In the entries below, count every line with the word "events". Return only the count.

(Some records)
********************
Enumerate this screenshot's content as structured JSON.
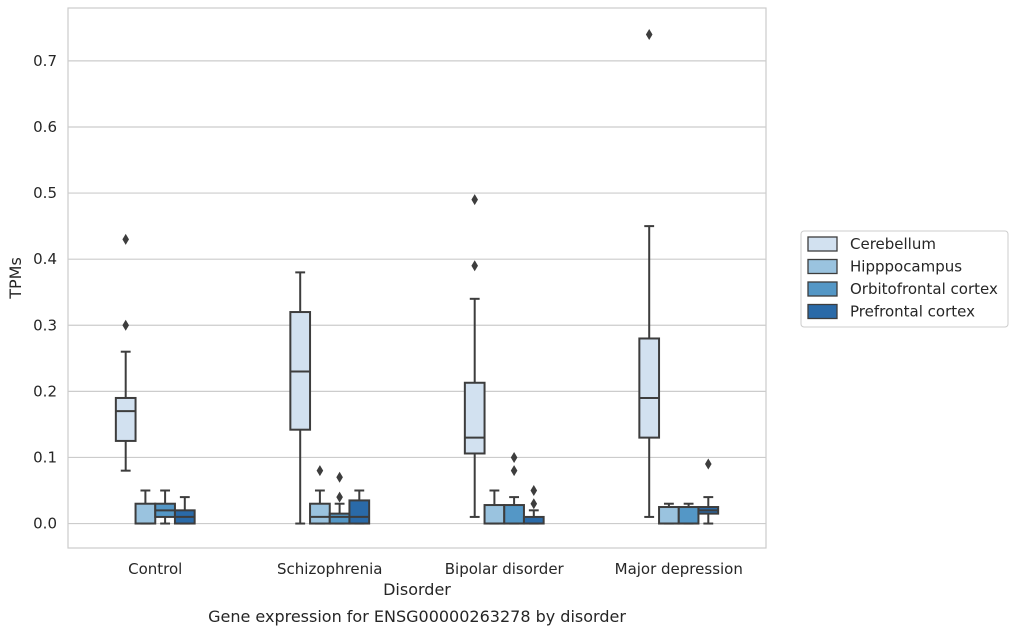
{
  "caption": "Gene expression for ENSG00000263278 by disorder",
  "chart_data": {
    "type": "boxplot",
    "xlabel": "Disorder",
    "ylabel": "TPMs",
    "ylim": [
      -0.037,
      0.78
    ],
    "yticks": [
      "0.0",
      "0.1",
      "0.2",
      "0.3",
      "0.4",
      "0.5",
      "0.6",
      "0.7"
    ],
    "grid": "horizontal",
    "legend_position": "right",
    "categories": [
      "Control",
      "Schizophrenia",
      "Bipolar disorder",
      "Major depression"
    ],
    "series": [
      {
        "name": "Cerebellum",
        "color": "#d2e1f0",
        "boxes": [
          {
            "whislo": 0.08,
            "q1": 0.125,
            "med": 0.17,
            "q3": 0.19,
            "whishi": 0.26,
            "fliers": [
              0.3,
              0.43
            ]
          },
          {
            "whislo": 0.0,
            "q1": 0.142,
            "med": 0.23,
            "q3": 0.32,
            "whishi": 0.38,
            "fliers": []
          },
          {
            "whislo": 0.01,
            "q1": 0.106,
            "med": 0.13,
            "q3": 0.213,
            "whishi": 0.34,
            "fliers": [
              0.39,
              0.49
            ]
          },
          {
            "whislo": 0.01,
            "q1": 0.13,
            "med": 0.19,
            "q3": 0.28,
            "whishi": 0.45,
            "fliers": [
              0.74
            ]
          }
        ]
      },
      {
        "name": "Hipppocampus",
        "color": "#9ac3df",
        "boxes": [
          {
            "whislo": 0.0,
            "q1": 0.0,
            "med": 0.0,
            "q3": 0.03,
            "whishi": 0.05,
            "fliers": []
          },
          {
            "whislo": 0.0,
            "q1": 0.0,
            "med": 0.01,
            "q3": 0.03,
            "whishi": 0.05,
            "fliers": [
              0.08
            ]
          },
          {
            "whislo": 0.0,
            "q1": 0.0,
            "med": 0.0,
            "q3": 0.028,
            "whishi": 0.05,
            "fliers": []
          },
          {
            "whislo": 0.0,
            "q1": 0.0,
            "med": 0.0,
            "q3": 0.025,
            "whishi": 0.03,
            "fliers": []
          }
        ]
      },
      {
        "name": "Orbitofrontal cortex",
        "color": "#5497c6",
        "boxes": [
          {
            "whislo": 0.0,
            "q1": 0.01,
            "med": 0.02,
            "q3": 0.03,
            "whishi": 0.05,
            "fliers": []
          },
          {
            "whislo": 0.0,
            "q1": 0.0,
            "med": 0.01,
            "q3": 0.015,
            "whishi": 0.03,
            "fliers": [
              0.04,
              0.07
            ]
          },
          {
            "whislo": 0.0,
            "q1": 0.0,
            "med": 0.0,
            "q3": 0.028,
            "whishi": 0.04,
            "fliers": [
              0.08,
              0.1
            ]
          },
          {
            "whislo": 0.0,
            "q1": 0.0,
            "med": 0.0,
            "q3": 0.025,
            "whishi": 0.03,
            "fliers": []
          }
        ]
      },
      {
        "name": "Prefrontal cortex",
        "color": "#2a6aa8",
        "boxes": [
          {
            "whislo": 0.0,
            "q1": 0.0,
            "med": 0.01,
            "q3": 0.02,
            "whishi": 0.04,
            "fliers": []
          },
          {
            "whislo": 0.0,
            "q1": 0.0,
            "med": 0.01,
            "q3": 0.035,
            "whishi": 0.05,
            "fliers": []
          },
          {
            "whislo": 0.0,
            "q1": 0.0,
            "med": 0.0,
            "q3": 0.01,
            "whishi": 0.02,
            "fliers": [
              0.03,
              0.05
            ]
          },
          {
            "whislo": 0.0,
            "q1": 0.015,
            "med": 0.02,
            "q3": 0.025,
            "whishi": 0.04,
            "fliers": [
              0.09
            ]
          }
        ]
      }
    ]
  }
}
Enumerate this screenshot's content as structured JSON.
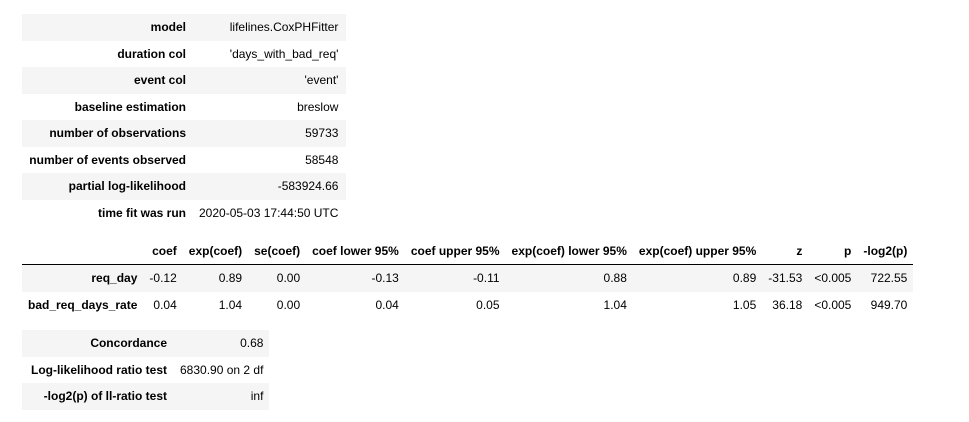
{
  "summary": [
    {
      "label": "model",
      "value": "lifelines.CoxPHFitter"
    },
    {
      "label": "duration col",
      "value": "'days_with_bad_req'"
    },
    {
      "label": "event col",
      "value": "'event'"
    },
    {
      "label": "baseline estimation",
      "value": "breslow"
    },
    {
      "label": "number of observations",
      "value": "59733"
    },
    {
      "label": "number of events observed",
      "value": "58548"
    },
    {
      "label": "partial log-likelihood",
      "value": "-583924.66"
    },
    {
      "label": "time fit was run",
      "value": "2020-05-03 17:44:50 UTC"
    }
  ],
  "coefficients": {
    "headers": [
      "",
      "coef",
      "exp(coef)",
      "se(coef)",
      "coef lower 95%",
      "coef upper 95%",
      "exp(coef) lower 95%",
      "exp(coef) upper 95%",
      "z",
      "p",
      "-log2(p)"
    ],
    "rows": [
      {
        "name": "req_day",
        "cells": [
          "-0.12",
          "0.89",
          "0.00",
          "-0.13",
          "-0.11",
          "0.88",
          "0.89",
          "-31.53",
          "<0.005",
          "722.55"
        ]
      },
      {
        "name": "bad_req_days_rate",
        "cells": [
          "0.04",
          "1.04",
          "0.00",
          "0.04",
          "0.05",
          "1.04",
          "1.05",
          "36.18",
          "<0.005",
          "949.70"
        ]
      }
    ]
  },
  "tests": [
    {
      "label": "Concordance",
      "value": "0.68"
    },
    {
      "label": "Log-likelihood ratio test",
      "value": "6830.90 on 2 df"
    },
    {
      "label": "-log2(p) of ll-ratio test",
      "value": "inf"
    }
  ]
}
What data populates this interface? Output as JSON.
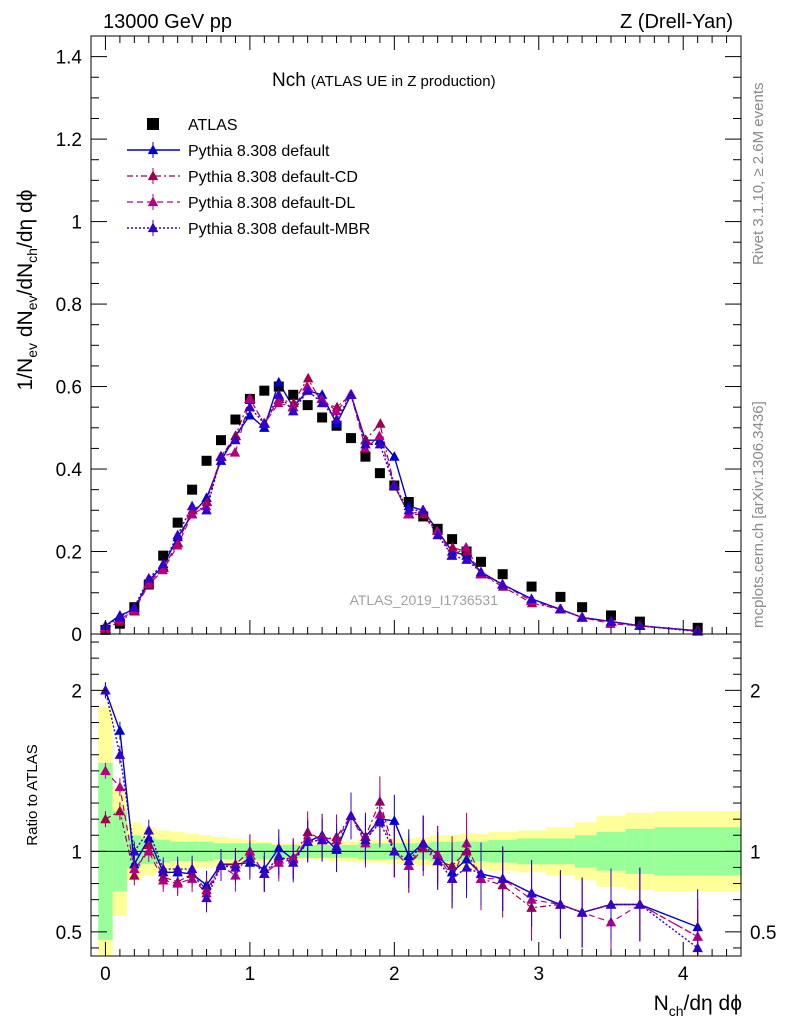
{
  "header": {
    "left": "13000 GeV pp",
    "right": "Z (Drell-Yan)"
  },
  "side": {
    "rivet": "Rivet 3.1.10, ≥ 2.6M events",
    "mcplots": "mcplots.cern.ch [arXiv:1306.3436]"
  },
  "watermark": "ATLAS_2019_I1736531",
  "colors": {
    "data": "#000000",
    "default": "#0000cc",
    "cd": "#a0004b",
    "dl": "#b40080",
    "mbr": "#3300cc",
    "band_inner": "#99ff99",
    "band_outer": "#ffff99"
  },
  "chart_data": {
    "type": "line",
    "title": "Nch",
    "subtitle": "(ATLAS UE in Z production)",
    "ylabel_main": "1/N_ev dN_ev/dN_ch/dη dφ",
    "ylabel_ratio": "Ratio to ATLAS",
    "xlabel": "N_ch/dη dφ",
    "xlim": [
      -0.1,
      4.4
    ],
    "ylim_main": [
      0,
      1.45
    ],
    "ylim_ratio": [
      0.35,
      2.35
    ],
    "xticks": [
      0,
      1,
      2,
      3,
      4
    ],
    "yticks_main": [
      0,
      0.2,
      0.4,
      0.6,
      0.8,
      1,
      1.2,
      1.4
    ],
    "ytick_labels_main": [
      "0",
      "0.2",
      "0.4",
      "0.6",
      "0.8",
      "1",
      "1.2",
      "1.4"
    ],
    "yticks_ratio": [
      0.5,
      1,
      2
    ],
    "ytick_labels_ratio": [
      "0.5",
      "1",
      "2"
    ],
    "legend_position": "top-left",
    "x": [
      0.0,
      0.1,
      0.2,
      0.3,
      0.4,
      0.5,
      0.6,
      0.7,
      0.8,
      0.9,
      1.0,
      1.1,
      1.2,
      1.3,
      1.4,
      1.5,
      1.6,
      1.7,
      1.8,
      1.9,
      2.0,
      2.1,
      2.2,
      2.3,
      2.4,
      2.5,
      2.6,
      2.75,
      2.95,
      3.15,
      3.3,
      3.5,
      3.7,
      4.1
    ],
    "series": [
      {
        "name": "ATLAS",
        "key": "data",
        "values": [
          0.01,
          0.025,
          0.065,
          0.12,
          0.19,
          0.27,
          0.35,
          0.42,
          0.47,
          0.52,
          0.57,
          0.59,
          0.6,
          0.58,
          0.555,
          0.525,
          0.505,
          0.475,
          0.43,
          0.39,
          0.36,
          0.32,
          0.285,
          0.255,
          0.23,
          0.2,
          0.175,
          0.145,
          0.115,
          0.09,
          0.065,
          0.045,
          0.03,
          0.015
        ]
      },
      {
        "name": "Pythia 8.308 default",
        "key": "default",
        "values": [
          0.02,
          0.045,
          0.06,
          0.13,
          0.165,
          0.235,
          0.29,
          0.33,
          0.42,
          0.48,
          0.53,
          0.5,
          0.61,
          0.55,
          0.59,
          0.58,
          0.51,
          0.58,
          0.47,
          0.47,
          0.43,
          0.31,
          0.3,
          0.25,
          0.2,
          0.19,
          0.15,
          0.12,
          0.085,
          0.06,
          0.04,
          0.03,
          0.02,
          0.008
        ]
      },
      {
        "name": "Pythia 8.308 default-CD",
        "key": "cd",
        "values": [
          0.012,
          0.03,
          0.055,
          0.125,
          0.16,
          0.22,
          0.3,
          0.32,
          0.43,
          0.48,
          0.57,
          0.51,
          0.57,
          0.56,
          0.62,
          0.56,
          0.55,
          0.58,
          0.47,
          0.51,
          0.36,
          0.29,
          0.29,
          0.24,
          0.21,
          0.2,
          0.145,
          0.115,
          0.075,
          0.06,
          0.04,
          0.03,
          0.02,
          0.007
        ]
      },
      {
        "name": "Pythia 8.308 default-DL",
        "key": "dl",
        "values": [
          0.015,
          0.035,
          0.058,
          0.12,
          0.155,
          0.215,
          0.29,
          0.31,
          0.43,
          0.44,
          0.57,
          0.51,
          0.56,
          0.55,
          0.6,
          0.57,
          0.54,
          0.58,
          0.45,
          0.48,
          0.36,
          0.29,
          0.3,
          0.25,
          0.19,
          0.21,
          0.145,
          0.12,
          0.08,
          0.06,
          0.04,
          0.025,
          0.02,
          0.007
        ]
      },
      {
        "name": "Pythia 8.308 default-MBR",
        "key": "mbr",
        "values": [
          0.02,
          0.04,
          0.065,
          0.135,
          0.17,
          0.24,
          0.31,
          0.3,
          0.43,
          0.47,
          0.55,
          0.51,
          0.58,
          0.54,
          0.59,
          0.56,
          0.52,
          0.58,
          0.46,
          0.46,
          0.36,
          0.3,
          0.3,
          0.24,
          0.19,
          0.18,
          0.15,
          0.12,
          0.085,
          0.06,
          0.04,
          0.03,
          0.02,
          0.006
        ]
      }
    ],
    "ratio_series": [
      {
        "key": "default",
        "values": [
          2.0,
          1.75,
          0.92,
          1.08,
          0.87,
          0.87,
          0.86,
          0.79,
          0.92,
          0.92,
          0.93,
          0.89,
          1.02,
          0.95,
          1.06,
          1.1,
          1.01,
          1.22,
          1.09,
          1.2,
          1.19,
          0.97,
          1.05,
          0.98,
          0.87,
          0.95,
          0.86,
          0.83,
          0.74,
          0.67,
          0.62,
          0.67,
          0.67,
          0.53
        ]
      },
      {
        "key": "cd",
        "values": [
          1.2,
          1.25,
          0.85,
          1.04,
          0.84,
          0.81,
          0.86,
          0.76,
          0.91,
          0.92,
          1.0,
          0.86,
          0.95,
          0.96,
          1.12,
          1.07,
          1.09,
          1.22,
          1.09,
          1.31,
          1.0,
          0.91,
          1.02,
          0.94,
          0.91,
          1.0,
          0.83,
          0.79,
          0.65,
          0.67,
          0.62,
          0.67,
          0.67,
          0.47
        ]
      },
      {
        "key": "dl",
        "values": [
          1.5,
          1.4,
          0.89,
          1.0,
          0.82,
          0.8,
          0.83,
          0.74,
          0.91,
          0.85,
          1.0,
          0.86,
          0.93,
          0.95,
          1.08,
          1.09,
          1.07,
          1.22,
          1.05,
          1.23,
          1.0,
          0.91,
          1.05,
          0.98,
          0.83,
          1.05,
          0.83,
          0.83,
          0.7,
          0.67,
          0.62,
          0.56,
          0.67,
          0.47
        ]
      },
      {
        "key": "mbr",
        "values": [
          2.0,
          1.6,
          1.0,
          1.13,
          0.89,
          0.89,
          0.89,
          0.71,
          0.91,
          0.9,
          0.96,
          0.86,
          0.97,
          0.93,
          1.06,
          1.07,
          1.03,
          1.22,
          1.07,
          1.18,
          1.0,
          0.94,
          1.05,
          0.94,
          0.83,
          0.9,
          0.86,
          0.83,
          0.74,
          0.67,
          0.62,
          0.67,
          0.67,
          0.4
        ]
      }
    ],
    "band": {
      "x_edges": [
        -0.05,
        0.05,
        0.15,
        0.25,
        0.35,
        0.45,
        0.55,
        0.65,
        0.75,
        0.85,
        0.95,
        1.05,
        1.15,
        1.25,
        1.35,
        1.45,
        1.55,
        1.65,
        1.75,
        1.85,
        1.95,
        2.05,
        2.15,
        2.25,
        2.35,
        2.45,
        2.55,
        2.65,
        2.85,
        3.05,
        3.25,
        3.4,
        3.6,
        3.8,
        4.4
      ],
      "inner": [
        0.55,
        0.25,
        0.1,
        0.08,
        0.07,
        0.06,
        0.06,
        0.06,
        0.05,
        0.05,
        0.05,
        0.05,
        0.04,
        0.04,
        0.04,
        0.04,
        0.04,
        0.04,
        0.05,
        0.05,
        0.05,
        0.05,
        0.05,
        0.06,
        0.06,
        0.06,
        0.06,
        0.07,
        0.08,
        0.08,
        0.1,
        0.12,
        0.14,
        0.15
      ],
      "outer": [
        0.9,
        0.4,
        0.18,
        0.15,
        0.13,
        0.12,
        0.11,
        0.1,
        0.09,
        0.08,
        0.07,
        0.06,
        0.05,
        0.05,
        0.05,
        0.05,
        0.06,
        0.06,
        0.07,
        0.07,
        0.08,
        0.08,
        0.09,
        0.1,
        0.1,
        0.11,
        0.11,
        0.12,
        0.13,
        0.15,
        0.18,
        0.22,
        0.24,
        0.25
      ]
    }
  }
}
********************
Reply to the exercise: 2